### Short exercise:
Write out each line that follows exactly as it stands, without the pictures.

Data entries

+===+

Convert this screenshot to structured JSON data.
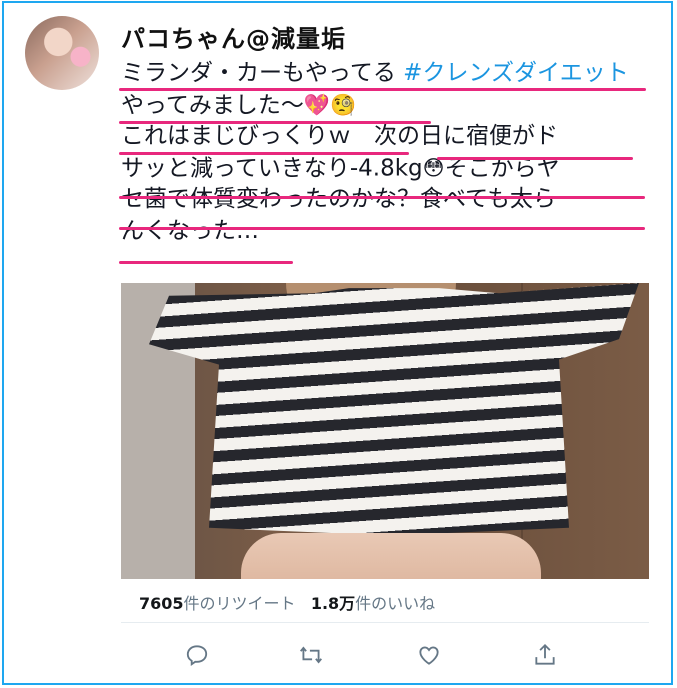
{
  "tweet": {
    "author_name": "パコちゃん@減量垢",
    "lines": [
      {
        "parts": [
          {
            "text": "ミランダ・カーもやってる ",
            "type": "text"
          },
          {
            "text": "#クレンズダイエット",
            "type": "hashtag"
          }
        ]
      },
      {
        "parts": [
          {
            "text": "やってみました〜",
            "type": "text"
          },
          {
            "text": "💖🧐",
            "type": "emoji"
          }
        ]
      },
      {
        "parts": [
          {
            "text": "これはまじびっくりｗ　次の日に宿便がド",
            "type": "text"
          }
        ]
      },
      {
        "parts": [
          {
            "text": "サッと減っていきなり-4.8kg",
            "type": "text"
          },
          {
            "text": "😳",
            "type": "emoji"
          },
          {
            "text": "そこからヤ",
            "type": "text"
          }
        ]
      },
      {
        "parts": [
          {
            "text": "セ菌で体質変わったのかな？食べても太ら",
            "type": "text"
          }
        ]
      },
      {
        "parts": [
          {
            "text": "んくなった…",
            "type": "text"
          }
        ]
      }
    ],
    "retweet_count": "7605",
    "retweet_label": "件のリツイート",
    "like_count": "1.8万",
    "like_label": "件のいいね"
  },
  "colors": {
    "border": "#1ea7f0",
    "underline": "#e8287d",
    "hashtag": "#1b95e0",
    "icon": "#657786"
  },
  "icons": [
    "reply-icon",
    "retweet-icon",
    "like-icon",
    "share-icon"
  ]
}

+===+

### Full response:
Convert this screenshot to structured JSON data.
{
  "tweet": {
    "author_name": "パコちゃん@減量垢",
    "lines": [
      {
        "parts": [
          {
            "text": "ミランダ・カーもやってる ",
            "type": "text"
          },
          {
            "text": "#クレンズダイエット",
            "type": "hashtag"
          }
        ]
      },
      {
        "parts": [
          {
            "text": "やってみました〜",
            "type": "text"
          },
          {
            "text": "💖🧐",
            "type": "emoji"
          }
        ]
      },
      {
        "parts": [
          {
            "text": "これはまじびっくりｗ　次の日に宿便がド",
            "type": "text"
          }
        ]
      },
      {
        "parts": [
          {
            "text": "サッと減っていきなり-4.8kg",
            "type": "text"
          },
          {
            "text": "😳",
            "type": "emoji"
          },
          {
            "text": "そこからヤ",
            "type": "text"
          }
        ]
      },
      {
        "parts": [
          {
            "text": "セ菌で体質変わったのかな？食べても太ら",
            "type": "text"
          }
        ]
      },
      {
        "parts": [
          {
            "text": "んくなった…",
            "type": "text"
          }
        ]
      }
    ],
    "retweet_count": "7605",
    "retweet_label": "件のリツイート",
    "like_count": "1.8万",
    "like_label": "件のいいね"
  },
  "colors": {
    "border": "#1ea7f0",
    "underline": "#e8287d",
    "hashtag": "#1b95e0",
    "icon": "#657786"
  },
  "icons": [
    "reply-icon",
    "retweet-icon",
    "like-icon",
    "share-icon"
  ]
}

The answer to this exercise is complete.